Scan the data below. Pull out each line where "from" occurs.

****

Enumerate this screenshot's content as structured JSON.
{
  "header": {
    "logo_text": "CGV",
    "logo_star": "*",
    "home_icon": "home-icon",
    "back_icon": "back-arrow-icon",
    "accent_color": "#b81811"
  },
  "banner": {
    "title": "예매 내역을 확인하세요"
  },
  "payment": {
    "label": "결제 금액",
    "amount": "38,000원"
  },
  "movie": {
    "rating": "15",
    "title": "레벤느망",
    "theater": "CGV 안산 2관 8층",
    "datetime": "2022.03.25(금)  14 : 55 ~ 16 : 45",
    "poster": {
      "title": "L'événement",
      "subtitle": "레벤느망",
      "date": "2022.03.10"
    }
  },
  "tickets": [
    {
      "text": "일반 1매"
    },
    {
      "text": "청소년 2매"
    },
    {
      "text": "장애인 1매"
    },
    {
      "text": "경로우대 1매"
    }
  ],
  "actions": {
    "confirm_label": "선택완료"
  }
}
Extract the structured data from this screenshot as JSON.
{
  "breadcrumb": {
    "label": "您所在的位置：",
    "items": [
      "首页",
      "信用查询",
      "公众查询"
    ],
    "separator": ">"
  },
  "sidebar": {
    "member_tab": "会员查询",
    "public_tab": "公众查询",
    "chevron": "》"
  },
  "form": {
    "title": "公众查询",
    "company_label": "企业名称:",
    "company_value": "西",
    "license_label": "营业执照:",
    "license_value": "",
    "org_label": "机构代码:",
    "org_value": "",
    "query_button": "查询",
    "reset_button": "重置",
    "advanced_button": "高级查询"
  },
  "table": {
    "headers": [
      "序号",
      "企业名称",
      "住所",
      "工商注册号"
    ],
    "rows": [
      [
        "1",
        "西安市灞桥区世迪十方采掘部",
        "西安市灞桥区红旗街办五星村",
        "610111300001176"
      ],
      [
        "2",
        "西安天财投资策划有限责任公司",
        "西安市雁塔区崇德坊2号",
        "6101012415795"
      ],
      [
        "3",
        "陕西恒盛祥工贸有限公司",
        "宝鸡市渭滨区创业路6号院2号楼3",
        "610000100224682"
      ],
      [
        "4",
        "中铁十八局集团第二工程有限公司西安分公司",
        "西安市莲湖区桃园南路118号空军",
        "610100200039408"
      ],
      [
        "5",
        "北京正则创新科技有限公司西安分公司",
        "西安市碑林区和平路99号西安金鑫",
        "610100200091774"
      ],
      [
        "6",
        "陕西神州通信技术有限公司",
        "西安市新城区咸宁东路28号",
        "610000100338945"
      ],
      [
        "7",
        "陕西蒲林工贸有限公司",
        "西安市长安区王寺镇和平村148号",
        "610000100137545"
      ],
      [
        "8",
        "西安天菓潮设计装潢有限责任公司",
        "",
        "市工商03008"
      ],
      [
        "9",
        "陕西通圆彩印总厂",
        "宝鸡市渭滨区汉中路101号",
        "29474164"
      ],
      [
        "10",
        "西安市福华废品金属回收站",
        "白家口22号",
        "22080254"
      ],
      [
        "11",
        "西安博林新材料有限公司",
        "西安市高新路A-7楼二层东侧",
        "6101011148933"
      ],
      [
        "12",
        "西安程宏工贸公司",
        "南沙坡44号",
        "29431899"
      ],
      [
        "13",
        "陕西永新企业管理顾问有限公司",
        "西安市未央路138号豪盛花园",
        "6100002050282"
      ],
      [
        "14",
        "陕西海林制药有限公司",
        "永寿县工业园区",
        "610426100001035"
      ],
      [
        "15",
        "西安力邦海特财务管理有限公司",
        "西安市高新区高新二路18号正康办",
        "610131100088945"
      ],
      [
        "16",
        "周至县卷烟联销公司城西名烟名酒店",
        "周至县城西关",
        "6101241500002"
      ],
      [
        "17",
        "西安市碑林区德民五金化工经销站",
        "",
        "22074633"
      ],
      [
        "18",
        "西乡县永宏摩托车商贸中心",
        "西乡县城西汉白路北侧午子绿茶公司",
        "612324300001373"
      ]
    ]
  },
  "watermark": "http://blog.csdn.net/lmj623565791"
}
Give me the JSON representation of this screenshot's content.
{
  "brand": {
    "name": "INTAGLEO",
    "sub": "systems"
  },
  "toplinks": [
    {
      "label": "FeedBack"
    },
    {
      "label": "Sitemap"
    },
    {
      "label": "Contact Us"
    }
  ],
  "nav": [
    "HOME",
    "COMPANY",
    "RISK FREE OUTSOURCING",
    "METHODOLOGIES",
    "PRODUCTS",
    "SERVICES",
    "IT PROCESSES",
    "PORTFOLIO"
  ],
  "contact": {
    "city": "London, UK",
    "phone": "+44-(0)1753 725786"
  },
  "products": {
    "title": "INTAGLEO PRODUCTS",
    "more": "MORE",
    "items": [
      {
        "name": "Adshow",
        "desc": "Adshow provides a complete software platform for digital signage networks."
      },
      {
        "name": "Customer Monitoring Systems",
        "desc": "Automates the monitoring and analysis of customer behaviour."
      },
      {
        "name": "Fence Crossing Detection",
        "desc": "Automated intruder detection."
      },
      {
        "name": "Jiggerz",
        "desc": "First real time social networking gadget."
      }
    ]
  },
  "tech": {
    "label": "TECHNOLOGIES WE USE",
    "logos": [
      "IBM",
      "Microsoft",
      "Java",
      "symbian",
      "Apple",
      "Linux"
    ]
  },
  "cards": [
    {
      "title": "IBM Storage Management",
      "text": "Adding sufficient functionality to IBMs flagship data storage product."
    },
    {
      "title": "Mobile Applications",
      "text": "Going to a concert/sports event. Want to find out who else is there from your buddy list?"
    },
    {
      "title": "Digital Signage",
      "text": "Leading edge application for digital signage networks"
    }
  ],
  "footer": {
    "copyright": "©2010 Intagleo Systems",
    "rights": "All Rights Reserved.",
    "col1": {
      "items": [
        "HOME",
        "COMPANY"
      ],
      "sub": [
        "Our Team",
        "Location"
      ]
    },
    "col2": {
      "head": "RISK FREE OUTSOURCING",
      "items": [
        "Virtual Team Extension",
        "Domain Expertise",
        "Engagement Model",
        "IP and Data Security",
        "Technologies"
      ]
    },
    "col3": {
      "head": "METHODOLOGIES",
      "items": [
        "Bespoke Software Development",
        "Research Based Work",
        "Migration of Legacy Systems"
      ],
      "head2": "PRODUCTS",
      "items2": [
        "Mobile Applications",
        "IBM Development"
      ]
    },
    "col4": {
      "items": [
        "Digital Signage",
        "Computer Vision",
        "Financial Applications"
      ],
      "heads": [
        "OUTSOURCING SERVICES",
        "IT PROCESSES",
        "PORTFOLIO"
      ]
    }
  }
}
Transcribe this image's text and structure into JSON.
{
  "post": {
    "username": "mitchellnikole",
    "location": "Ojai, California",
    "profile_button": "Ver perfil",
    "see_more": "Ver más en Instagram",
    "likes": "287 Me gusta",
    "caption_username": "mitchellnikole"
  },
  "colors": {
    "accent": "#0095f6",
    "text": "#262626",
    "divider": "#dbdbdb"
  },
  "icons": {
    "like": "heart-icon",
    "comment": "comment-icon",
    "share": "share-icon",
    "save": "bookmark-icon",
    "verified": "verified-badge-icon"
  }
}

****

- **REPLY**:
Extract the structured data from this screenshot as JSON.
      "text": "Going to a concert/sports event. Want to find out who else is there from your buddy list?"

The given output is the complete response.